- [Selected passage]:
Start of Block
The top QMCM understands relationships between present k^Q, and past k^M query features arising from the memory encoder ${E}_{m}^{k}$. The bottom QMCM understands the correspondence of k^Q features with themselves. The motion encoder E_m concatenates the output from both QMCMs with the initial features k^Q. The decoder uses the same architecture as in the OVOS scheme, outputting the predicted mask alongside the frame, which becomes feedback for E_m as a memory frame R^t.

**Fig. 7: Zero-shot object segmentation and tracking.**

We benchmark the hardware-accelerated platform on a hyperspectral video dataset (FVgNET-video) built from the public FVgNET dataset⁶⁶. FVgNET-video consists of 30 FPS hyperspectral video sequences of combinations of artificial and natural fruits and vegetables placed on a rotating turntable (Fig. 7c, d). Figure 7c–h illustrate the performance of hardware-accelerated hyperspectral ZVOS on samples from the dataset. We compare the performance of the hyperspectral camera with a simulated RGB camera that records at the same resolution and frame rate. Figure 7c, d show segmentation masks generated in real-time from a video sequence showing two grapes, one banana, one orange, and one potato on the turntable. One of the grape bundles is artificial, while the rest are natural. Figure 7c shows the result of segmentation masks created on RGB data, with each color marking a different object class. These images show that the RGB camera cannot distinguish between artificial and natural objects, predicting that both grapes are of the same type. Figure 7d shows the segmentation masks resulting from hyperspectral data, allowing AI to identify all items correctly. Figure 7e presents the CIE 1931 chromaticity diagram distribution of the RGB values for the artificial and natural grape bundles of the video sequence. The panel shows there is little chromaticity variation between these samples, causing the RGB VOS to fail. Figure 7d shows the reflection spectra for each grape bundle. In contrast to panel e, there is significant variation in the spectral response of the two objects, explaining the success of the hyperspectral VOS. Figure 7g, h quantify this performance difference further by showing the confusion matrices for the RGB and hyperspectral VOS tasks, respectively. In the RGB case, the segmentation fails in two of the eight categories, with a substantial number of incorrect pixels for artificial oranges and real grapes. There is also significant confusion in the case of artificial grapes, with over 40% of all pixels classified incorrectly. Conversely, the segmentation is successful for all categories in the hyperspectral case, with <5% of the pixels incorrectly classified.
End of Block
- [Information shown]:
Start of Block
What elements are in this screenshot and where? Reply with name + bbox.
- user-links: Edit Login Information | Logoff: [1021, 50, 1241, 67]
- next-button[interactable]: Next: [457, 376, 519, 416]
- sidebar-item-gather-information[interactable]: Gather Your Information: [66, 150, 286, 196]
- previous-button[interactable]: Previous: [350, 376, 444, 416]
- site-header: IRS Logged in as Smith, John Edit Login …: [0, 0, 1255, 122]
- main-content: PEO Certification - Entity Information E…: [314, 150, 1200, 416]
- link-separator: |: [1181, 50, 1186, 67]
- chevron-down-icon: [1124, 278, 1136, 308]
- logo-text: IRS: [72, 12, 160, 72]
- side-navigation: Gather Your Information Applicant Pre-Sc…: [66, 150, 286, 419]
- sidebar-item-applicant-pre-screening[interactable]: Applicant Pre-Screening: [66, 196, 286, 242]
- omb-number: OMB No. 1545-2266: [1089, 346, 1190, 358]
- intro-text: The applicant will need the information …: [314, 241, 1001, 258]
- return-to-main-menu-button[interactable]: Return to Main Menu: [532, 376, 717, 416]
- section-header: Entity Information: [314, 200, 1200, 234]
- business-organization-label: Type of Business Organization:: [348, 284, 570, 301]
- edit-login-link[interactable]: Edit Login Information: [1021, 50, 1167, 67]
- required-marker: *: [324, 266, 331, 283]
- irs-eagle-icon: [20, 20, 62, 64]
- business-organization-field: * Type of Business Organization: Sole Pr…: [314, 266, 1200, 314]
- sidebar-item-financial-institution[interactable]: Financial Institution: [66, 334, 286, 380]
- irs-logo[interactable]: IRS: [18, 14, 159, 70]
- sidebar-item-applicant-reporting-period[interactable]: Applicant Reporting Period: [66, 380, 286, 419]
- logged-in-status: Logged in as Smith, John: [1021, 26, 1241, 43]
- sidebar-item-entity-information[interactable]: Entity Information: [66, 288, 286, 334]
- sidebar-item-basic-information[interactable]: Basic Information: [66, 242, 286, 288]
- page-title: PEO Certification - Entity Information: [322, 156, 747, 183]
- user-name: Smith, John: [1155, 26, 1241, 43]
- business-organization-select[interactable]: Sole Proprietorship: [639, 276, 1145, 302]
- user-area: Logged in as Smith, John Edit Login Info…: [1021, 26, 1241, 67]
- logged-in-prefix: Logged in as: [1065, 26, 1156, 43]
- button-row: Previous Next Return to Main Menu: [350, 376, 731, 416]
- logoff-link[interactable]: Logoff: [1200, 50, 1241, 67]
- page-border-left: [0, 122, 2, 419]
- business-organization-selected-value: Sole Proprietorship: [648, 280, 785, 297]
End of Block
- [Work required]: In the hyperspectral segmentation text, what frame rate do the FVgNET-video sequences have? The lines come from a different source than the text.

- [Answer section]: 30 FPS